[Data records]
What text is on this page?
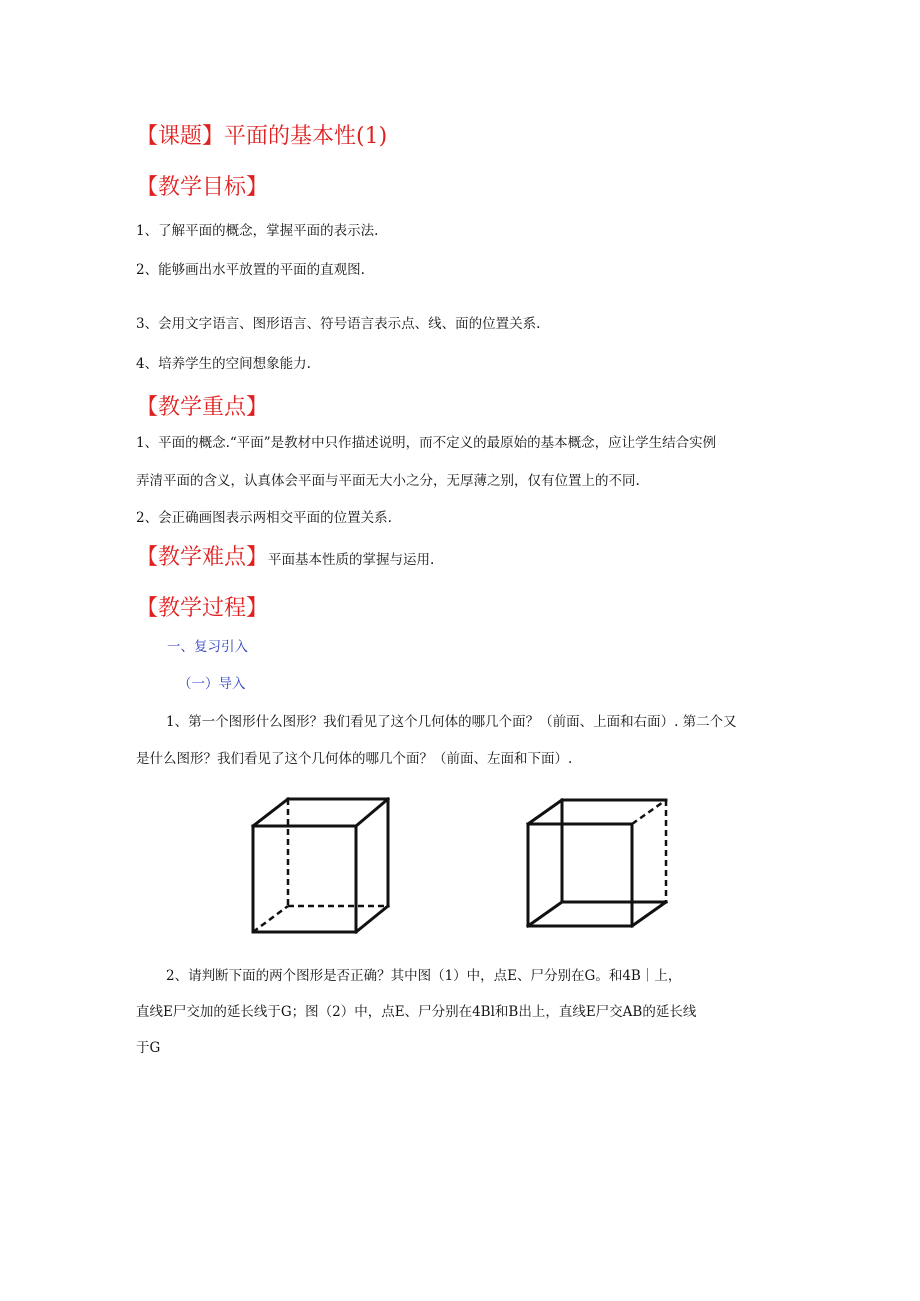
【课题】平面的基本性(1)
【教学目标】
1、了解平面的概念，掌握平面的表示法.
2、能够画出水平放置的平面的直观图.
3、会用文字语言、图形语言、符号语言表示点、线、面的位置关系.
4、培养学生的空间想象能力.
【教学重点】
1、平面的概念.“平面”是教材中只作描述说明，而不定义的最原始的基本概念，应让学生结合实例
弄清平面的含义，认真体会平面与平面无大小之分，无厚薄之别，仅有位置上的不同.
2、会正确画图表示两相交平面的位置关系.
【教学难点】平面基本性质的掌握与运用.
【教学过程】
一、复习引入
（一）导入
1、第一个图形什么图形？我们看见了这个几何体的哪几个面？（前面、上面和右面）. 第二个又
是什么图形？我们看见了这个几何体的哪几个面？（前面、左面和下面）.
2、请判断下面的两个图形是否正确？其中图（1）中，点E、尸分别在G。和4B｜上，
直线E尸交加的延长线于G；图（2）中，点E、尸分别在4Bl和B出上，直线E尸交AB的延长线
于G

**YOUR INSTRUCTIONS:** Write the full listing out again with every line unchanged, but include no pictures.

**WORKED ANSWER:**
What text is on this page?
【课题】平面的基本性(1)
【教学目标】
1、了解平面的概念，掌握平面的表示法.
2、能够画出水平放置的平面的直观图.
3、会用文字语言、图形语言、符号语言表示点、线、面的位置关系.
4、培养学生的空间想象能力.
【教学重点】
1、平面的概念.“平面”是教材中只作描述说明，而不定义的最原始的基本概念，应让学生结合实例
弄清平面的含义，认真体会平面与平面无大小之分，无厚薄之别，仅有位置上的不同.
2、会正确画图表示两相交平面的位置关系.
【教学难点】平面基本性质的掌握与运用.
【教学过程】
一、复习引入
（一）导入
1、第一个图形什么图形？我们看见了这个几何体的哪几个面？（前面、上面和右面）. 第二个又
是什么图形？我们看见了这个几何体的哪几个面？（前面、左面和下面）.
2、请判断下面的两个图形是否正确？其中图（1）中，点E、尸分别在G。和4B｜上，
直线E尸交加的延长线于G；图（2）中，点E、尸分别在4Bl和B出上，直线E尸交AB的延长线
于G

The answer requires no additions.